**Task item:**
Give back every line of the data below exactly.

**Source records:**
*** Begin section ***

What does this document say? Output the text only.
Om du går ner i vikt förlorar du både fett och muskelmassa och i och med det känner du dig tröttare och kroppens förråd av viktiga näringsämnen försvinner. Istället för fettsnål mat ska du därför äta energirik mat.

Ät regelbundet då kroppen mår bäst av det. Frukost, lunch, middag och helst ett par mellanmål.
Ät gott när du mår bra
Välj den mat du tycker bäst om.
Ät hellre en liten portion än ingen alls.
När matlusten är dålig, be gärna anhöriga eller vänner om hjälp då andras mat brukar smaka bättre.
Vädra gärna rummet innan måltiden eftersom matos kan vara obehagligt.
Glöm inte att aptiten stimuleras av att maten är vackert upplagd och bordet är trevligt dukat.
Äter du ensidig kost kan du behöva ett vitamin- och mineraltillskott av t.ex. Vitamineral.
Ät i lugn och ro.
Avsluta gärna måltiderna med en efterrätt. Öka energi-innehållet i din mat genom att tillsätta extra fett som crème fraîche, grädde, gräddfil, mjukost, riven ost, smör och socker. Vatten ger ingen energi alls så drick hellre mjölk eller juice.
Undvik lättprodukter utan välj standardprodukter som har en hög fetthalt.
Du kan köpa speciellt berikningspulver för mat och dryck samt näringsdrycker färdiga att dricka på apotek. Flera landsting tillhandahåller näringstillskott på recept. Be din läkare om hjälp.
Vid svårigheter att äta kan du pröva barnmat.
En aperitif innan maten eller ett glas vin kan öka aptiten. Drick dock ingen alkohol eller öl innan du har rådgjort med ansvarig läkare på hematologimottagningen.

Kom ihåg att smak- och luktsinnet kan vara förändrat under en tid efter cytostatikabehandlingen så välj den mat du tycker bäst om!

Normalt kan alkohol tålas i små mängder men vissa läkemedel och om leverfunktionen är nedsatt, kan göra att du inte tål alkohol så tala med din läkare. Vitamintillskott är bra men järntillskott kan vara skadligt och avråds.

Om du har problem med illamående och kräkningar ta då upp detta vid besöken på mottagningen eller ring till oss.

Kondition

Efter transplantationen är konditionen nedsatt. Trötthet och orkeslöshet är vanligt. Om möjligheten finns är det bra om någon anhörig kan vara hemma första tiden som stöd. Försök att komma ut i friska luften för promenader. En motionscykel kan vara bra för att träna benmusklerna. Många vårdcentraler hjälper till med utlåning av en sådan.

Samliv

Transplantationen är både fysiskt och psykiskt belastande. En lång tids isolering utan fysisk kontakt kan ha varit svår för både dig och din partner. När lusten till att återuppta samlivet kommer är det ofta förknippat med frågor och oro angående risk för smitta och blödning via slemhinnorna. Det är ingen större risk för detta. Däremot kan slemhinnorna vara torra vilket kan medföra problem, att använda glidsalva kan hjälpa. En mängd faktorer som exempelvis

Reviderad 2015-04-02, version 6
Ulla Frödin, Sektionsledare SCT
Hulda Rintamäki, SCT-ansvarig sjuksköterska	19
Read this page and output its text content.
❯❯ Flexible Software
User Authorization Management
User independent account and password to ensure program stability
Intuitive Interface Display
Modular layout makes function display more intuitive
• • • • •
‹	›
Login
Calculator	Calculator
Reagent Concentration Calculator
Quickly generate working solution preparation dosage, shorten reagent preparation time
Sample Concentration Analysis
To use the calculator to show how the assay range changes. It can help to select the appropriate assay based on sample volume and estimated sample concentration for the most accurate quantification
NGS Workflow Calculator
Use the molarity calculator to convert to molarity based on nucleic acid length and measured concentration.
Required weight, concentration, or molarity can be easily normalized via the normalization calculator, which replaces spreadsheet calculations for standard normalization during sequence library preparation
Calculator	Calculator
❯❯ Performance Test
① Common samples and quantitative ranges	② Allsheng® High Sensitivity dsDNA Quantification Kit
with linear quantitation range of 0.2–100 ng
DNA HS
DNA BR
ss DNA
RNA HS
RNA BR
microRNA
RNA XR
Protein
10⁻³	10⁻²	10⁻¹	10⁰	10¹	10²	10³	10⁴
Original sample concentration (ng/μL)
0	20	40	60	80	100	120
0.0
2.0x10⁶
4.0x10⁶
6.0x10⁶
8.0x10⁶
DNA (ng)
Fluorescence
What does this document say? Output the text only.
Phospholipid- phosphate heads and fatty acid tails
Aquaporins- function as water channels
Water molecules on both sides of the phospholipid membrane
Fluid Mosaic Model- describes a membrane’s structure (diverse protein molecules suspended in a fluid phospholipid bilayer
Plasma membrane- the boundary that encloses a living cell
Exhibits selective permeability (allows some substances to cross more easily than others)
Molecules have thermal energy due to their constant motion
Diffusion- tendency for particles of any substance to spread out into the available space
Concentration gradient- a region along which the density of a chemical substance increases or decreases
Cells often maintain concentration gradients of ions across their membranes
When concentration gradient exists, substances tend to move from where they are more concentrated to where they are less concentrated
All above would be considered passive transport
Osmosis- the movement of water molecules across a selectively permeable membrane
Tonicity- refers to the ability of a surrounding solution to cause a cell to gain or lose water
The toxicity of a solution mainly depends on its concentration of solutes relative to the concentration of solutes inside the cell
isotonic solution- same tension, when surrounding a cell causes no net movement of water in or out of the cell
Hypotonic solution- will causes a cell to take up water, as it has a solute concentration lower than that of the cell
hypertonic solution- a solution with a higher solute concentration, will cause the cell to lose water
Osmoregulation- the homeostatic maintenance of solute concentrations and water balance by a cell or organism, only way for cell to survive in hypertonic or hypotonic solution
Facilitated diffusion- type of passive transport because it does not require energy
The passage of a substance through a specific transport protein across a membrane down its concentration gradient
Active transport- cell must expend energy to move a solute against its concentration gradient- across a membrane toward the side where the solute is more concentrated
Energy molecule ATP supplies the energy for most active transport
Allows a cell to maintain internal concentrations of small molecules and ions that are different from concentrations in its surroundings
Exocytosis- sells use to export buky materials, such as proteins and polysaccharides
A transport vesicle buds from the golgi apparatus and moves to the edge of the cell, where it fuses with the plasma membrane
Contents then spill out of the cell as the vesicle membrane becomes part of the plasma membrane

*** End section ***

**Written reply:**
What does this document say? Output the text only.
Om du går ner i vikt förlorar du både fett och muskelmassa och i och med det känner du dig tröttare och kroppens förråd av viktiga näringsämnen försvinner. Istället för fettsnål mat ska du därför äta energirik mat.

Ät regelbundet då kroppen mår bäst av det. Frukost, lunch, middag och helst ett par mellanmål.
Ät gott när du mår bra
Välj den mat du tycker bäst om.
Ät hellre en liten portion än ingen alls.
När matlusten är dålig, be gärna anhöriga eller vänner om hjälp då andras mat brukar smaka bättre.
Vädra gärna rummet innan måltiden eftersom matos kan vara obehagligt.
Glöm inte att aptiten stimuleras av att maten är vackert upplagd och bordet är trevligt dukat.
Äter du ensidig kost kan du behöva ett vitamin- och mineraltillskott av t.ex. Vitamineral.
Ät i lugn och ro.
Avsluta gärna måltiderna med en efterrätt. Öka energi-innehållet i din mat genom att tillsätta extra fett som crème fraîche, grädde, gräddfil, mjukost, riven ost, smör och socker. Vatten ger ingen energi alls så drick hellre mjölk eller juice.
Undvik lättprodukter utan välj standardprodukter som har en hög fetthalt.
Du kan köpa speciellt berikningspulver för mat och dryck samt näringsdrycker färdiga att dricka på apotek. Flera landsting tillhandahåller näringstillskott på recept. Be din läkare om hjälp.
Vid svårigheter att äta kan du pröva barnmat.
En aperitif innan maten eller ett glas vin kan öka aptiten. Drick dock ingen alkohol eller öl innan du har rådgjort med ansvarig läkare på hematologimottagningen.

Kom ihåg att smak- och luktsinnet kan vara förändrat under en tid efter cytostatikabehandlingen så välj den mat du tycker bäst om!

Normalt kan alkohol tålas i små mängder men vissa läkemedel och om leverfunktionen är nedsatt, kan göra att du inte tål alkohol så tala med din läkare. Vitamintillskott är bra men järntillskott kan vara skadligt och avråds.

Om du har problem med illamående och kräkningar ta då upp detta vid besöken på mottagningen eller ring till oss.

Kondition

Efter transplantationen är konditionen nedsatt. Trötthet och orkeslöshet är vanligt. Om möjligheten finns är det bra om någon anhörig kan vara hemma första tiden som stöd. Försök att komma ut i friska luften för promenader. En motionscykel kan vara bra för att träna benmusklerna. Många vårdcentraler hjälper till med utlåning av en sådan.

Samliv

Transplantationen är både fysiskt och psykiskt belastande. En lång tids isolering utan fysisk kontakt kan ha varit svår för både dig och din partner. När lusten till att återuppta samlivet kommer är det ofta förknippat med frågor och oro angående risk för smitta och blödning via slemhinnorna. Det är ingen större risk för detta. Däremot kan slemhinnorna vara torra vilket kan medföra problem, att använda glidsalva kan hjälpa. En mängd faktorer som exempelvis

Reviderad 2015-04-02, version 6
Ulla Frödin, Sektionsledare SCT
Hulda Rintamäki, SCT-ansvarig sjuksköterska	19
Read this page and output its text content.
❯❯ Flexible Software
User Authorization Management
User independent account and password to ensure program stability
Intuitive Interface Display
Modular layout makes function display more intuitive
• • • • •
‹	›
Login
Calculator	Calculator
Reagent Concentration Calculator
Quickly generate working solution preparation dosage, shorten reagent preparation time
Sample Concentration Analysis
To use the calculator to show how the assay range changes. It can help to select the appropriate assay based on sample volume and estimated sample concentration for the most accurate quantification
NGS Workflow Calculator
Use the molarity calculator to convert to molarity based on nucleic acid length and measured concentration.
Required weight, concentration, or molarity can be easily normalized via the normalization calculator, which replaces spreadsheet calculations for standard normalization during sequence library preparation
Calculator	Calculator
❯❯ Performance Test
① Common samples and quantitative ranges	② Allsheng® High Sensitivity dsDNA Quantification Kit
with linear quantitation range of 0.2–100 ng
DNA HS
DNA BR
ss DNA
RNA HS
RNA BR
microRNA
RNA XR
Protein
10⁻³	10⁻²	10⁻¹	10⁰	10¹	10²	10³	10⁴
Original sample concentration (ng/μL)
0	20	40	60	80	100	120
0.0
2.0x10⁶
4.0x10⁶
6.0x10⁶
8.0x10⁶
DNA (ng)
Fluorescence
What does this document say? Output the text only.
Phospholipid- phosphate heads and fatty acid tails
Aquaporins- function as water channels
Water molecules on both sides of the phospholipid membrane
Fluid Mosaic Model- describes a membrane’s structure (diverse protein molecules suspended in a fluid phospholipid bilayer
Plasma membrane- the boundary that encloses a living cell
Exhibits selective permeability (allows some substances to cross more easily than others)
Molecules have thermal energy due to their constant motion
Diffusion- tendency for particles of any substance to spread out into the available space
Concentration gradient- a region along which the density of a chemical substance increases or decreases
Cells often maintain concentration gradients of ions across their membranes
When concentration gradient exists, substances tend to move from where they are more concentrated to where they are less concentrated
All above would be considered passive transport
Osmosis- the movement of water molecules across a selectively permeable membrane
Tonicity- refers to the ability of a surrounding solution to cause a cell to gain or lose water
The toxicity of a solution mainly depends on its concentration of solutes relative to the concentration of solutes inside the cell
isotonic solution- same tension, when surrounding a cell causes no net movement of water in or out of the cell
Hypotonic solution- will causes a cell to take up water, as it has a solute concentration lower than that of the cell
hypertonic solution- a solution with a higher solute concentration, will cause the cell to lose water
Osmoregulation- the homeostatic maintenance of solute concentrations and water balance by a cell or organism, only way for cell to survive in hypertonic or hypotonic solution
Facilitated diffusion- type of passive transport because it does not require energy
The passage of a substance through a specific transport protein across a membrane down its concentration gradient
Active transport- cell must expend energy to move a solute against its concentration gradient- across a membrane toward the side where the solute is more concentrated
Energy molecule ATP supplies the energy for most active transport
Allows a cell to maintain internal concentrations of small molecules and ions that are different from concentrations in its surroundings
Exocytosis- sells use to export buky materials, such as proteins and polysaccharides
A transport vesicle buds from the golgi apparatus and moves to the edge of the cell, where it fuses with the plasma membrane
Contents then spill out of the cell as the vesicle membrane becomes part of the plasma membrane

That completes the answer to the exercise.